**Goal:** Will you give the material below again, every line exactly as it is?

═════ Data supplied

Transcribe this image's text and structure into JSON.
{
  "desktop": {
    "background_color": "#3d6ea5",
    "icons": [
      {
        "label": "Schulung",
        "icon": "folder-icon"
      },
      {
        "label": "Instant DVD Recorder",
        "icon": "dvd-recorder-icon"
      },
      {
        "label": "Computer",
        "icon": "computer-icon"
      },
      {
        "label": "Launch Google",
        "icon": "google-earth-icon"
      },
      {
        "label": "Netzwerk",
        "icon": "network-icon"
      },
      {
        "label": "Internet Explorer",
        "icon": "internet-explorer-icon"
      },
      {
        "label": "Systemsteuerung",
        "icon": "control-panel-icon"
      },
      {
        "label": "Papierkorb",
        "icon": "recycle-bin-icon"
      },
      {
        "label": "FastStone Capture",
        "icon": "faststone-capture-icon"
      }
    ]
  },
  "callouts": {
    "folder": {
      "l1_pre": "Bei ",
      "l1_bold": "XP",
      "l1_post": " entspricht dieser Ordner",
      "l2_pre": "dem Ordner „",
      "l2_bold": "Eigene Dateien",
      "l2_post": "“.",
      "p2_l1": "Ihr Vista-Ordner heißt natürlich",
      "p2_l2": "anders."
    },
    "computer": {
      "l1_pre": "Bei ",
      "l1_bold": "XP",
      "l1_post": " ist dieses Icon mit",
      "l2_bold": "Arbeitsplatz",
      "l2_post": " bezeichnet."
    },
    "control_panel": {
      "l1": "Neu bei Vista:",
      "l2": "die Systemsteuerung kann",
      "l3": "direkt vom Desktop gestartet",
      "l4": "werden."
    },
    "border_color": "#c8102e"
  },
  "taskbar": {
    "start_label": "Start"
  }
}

══════════

**Answer in full:**
Transcribe this image's text and structure into JSON.
{
  "desktop": {
    "background_color": "#3d6ea5",
    "icons": [
      {
        "label": "Schulung",
        "icon": "folder-icon"
      },
      {
        "label": "Instant DVD Recorder",
        "icon": "dvd-recorder-icon"
      },
      {
        "label": "Computer",
        "icon": "computer-icon"
      },
      {
        "label": "Launch Google",
        "icon": "google-earth-icon"
      },
      {
        "label": "Netzwerk",
        "icon": "network-icon"
      },
      {
        "label": "Internet Explorer",
        "icon": "internet-explorer-icon"
      },
      {
        "label": "Systemsteuerung",
        "icon": "control-panel-icon"
      },
      {
        "label": "Papierkorb",
        "icon": "recycle-bin-icon"
      },
      {
        "label": "FastStone Capture",
        "icon": "faststone-capture-icon"
      }
    ]
  },
  "callouts": {
    "folder": {
      "l1_pre": "Bei ",
      "l1_bold": "XP",
      "l1_post": " entspricht dieser Ordner",
      "l2_pre": "dem Ordner „",
      "l2_bold": "Eigene Dateien",
      "l2_post": "“.",
      "p2_l1": "Ihr Vista-Ordner heißt natürlich",
      "p2_l2": "anders."
    },
    "computer": {
      "l1_pre": "Bei ",
      "l1_bold": "XP",
      "l1_post": " ist dieses Icon mit",
      "l2_bold": "Arbeitsplatz",
      "l2_post": " bezeichnet."
    },
    "control_panel": {
      "l1": "Neu bei Vista:",
      "l2": "die Systemsteuerung kann",
      "l3": "direkt vom Desktop gestartet",
      "l4": "werden."
    },
    "border_color": "#c8102e"
  },
  "taskbar": {
    "start_label": "Start"
  }
}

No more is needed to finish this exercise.